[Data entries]
— START —

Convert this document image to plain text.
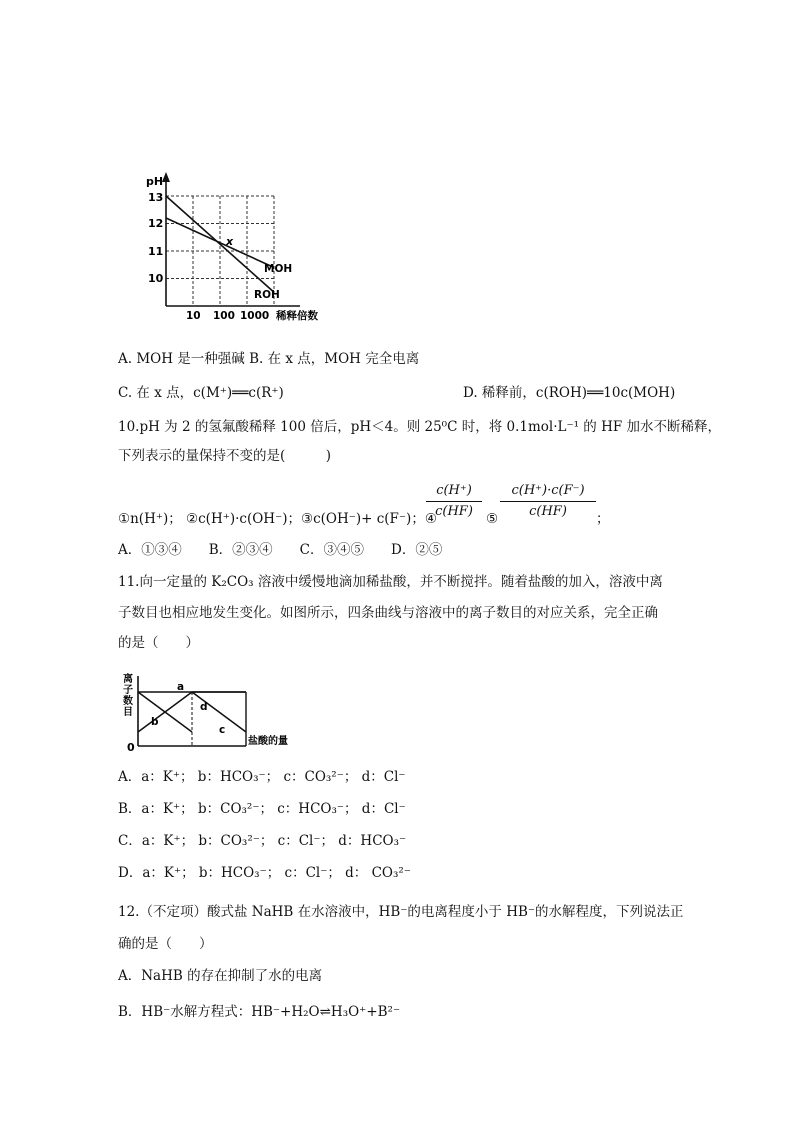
pH
13
12
11
10
10 100 1000 稀释倍数
MOH
ROH
x
A. MOH 是一种强碱 B. 在 x 点，MOH 完全电离
C. 在 x 点，c(M⁺)══c(R⁺)	D. 稀释前，c(ROH)══10c(MOH)
10.pH 为 2 的氢氟酸稀释 100 倍后，pH＜4。则 25⁰C 时，将 0.1mol·L⁻¹ 的 HF 加水不断稀释，
下列表示的量保持不变的是(　　　)
①n(H⁺)； ②c(H⁺)·c(OH⁻)；③c(OH⁻)+ c(F⁻)；④
c(H⁺)
c(HF) ⑤
c(H⁺)·c(F⁻)
c(HF)	；
A．①③④　　B．②③④　　C．③④⑤　　D．②⑤
11.向一定量的 K₂CO₃ 溶液中缓慢地滴加稀盐酸，并不断搅拌。随着盐酸的加入，溶液中离
子数目也相应地发生变化。如图所示，四条曲线与溶液中的离子数目的对应关系，完全正确
的是（　　）
离 子 数 目
0
a
b
d
c
盐酸的量
A．a：K⁺； b：HCO₃⁻； c：CO₃²⁻； d：Cl⁻
B．a：K⁺； b：CO₃²⁻； c：HCO₃⁻； d：Cl⁻
C．a：K⁺； b：CO₃²⁻； c：Cl⁻； d：HCO₃⁻
D．a：K⁺； b：HCO₃⁻； c：Cl⁻； d： CO₃²⁻
12.（不定项）酸式盐 NaHB 在水溶液中，HB⁻的电离程度小于 HB⁻的水解程度，下列说法正
确的是（　　）
A．NaHB 的存在抑制了水的电离
B．HB⁻水解方程式：HB⁻+H₂O⇌H₃O⁺+B²⁻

— END —

## YOUR INSTRUCTIONS
Leave the pictures out and reproduce each record exactly as written.

## TASK RESULT
Convert this document image to plain text.
pH
13
12
11
10
10 100 1000 稀释倍数
MOH
ROH
x
A. MOH 是一种强碱 B. 在 x 点，MOH 完全电离
C. 在 x 点，c(M⁺)══c(R⁺)	D. 稀释前，c(ROH)══10c(MOH)
10.pH 为 2 的氢氟酸稀释 100 倍后，pH＜4。则 25⁰C 时，将 0.1mol·L⁻¹ 的 HF 加水不断稀释，
下列表示的量保持不变的是(　　　)
①n(H⁺)； ②c(H⁺)·c(OH⁻)；③c(OH⁻)+ c(F⁻)；④
c(H⁺)
c(HF) ⑤
c(H⁺)·c(F⁻)
c(HF)	；
A．①③④　　B．②③④　　C．③④⑤　　D．②⑤
11.向一定量的 K₂CO₃ 溶液中缓慢地滴加稀盐酸，并不断搅拌。随着盐酸的加入，溶液中离
子数目也相应地发生变化。如图所示，四条曲线与溶液中的离子数目的对应关系，完全正确
的是（　　）
离 子 数 目
0
a
b
d
c
盐酸的量
A．a：K⁺； b：HCO₃⁻； c：CO₃²⁻； d：Cl⁻
B．a：K⁺； b：CO₃²⁻； c：HCO₃⁻； d：Cl⁻
C．a：K⁺； b：CO₃²⁻； c：Cl⁻； d：HCO₃⁻
D．a：K⁺； b：HCO₃⁻； c：Cl⁻； d： CO₃²⁻
12.（不定项）酸式盐 NaHB 在水溶液中，HB⁻的电离程度小于 HB⁻的水解程度，下列说法正
确的是（　　）
A．NaHB 的存在抑制了水的电离
B．HB⁻水解方程式：HB⁻+H₂O⇌H₃O⁺+B²⁻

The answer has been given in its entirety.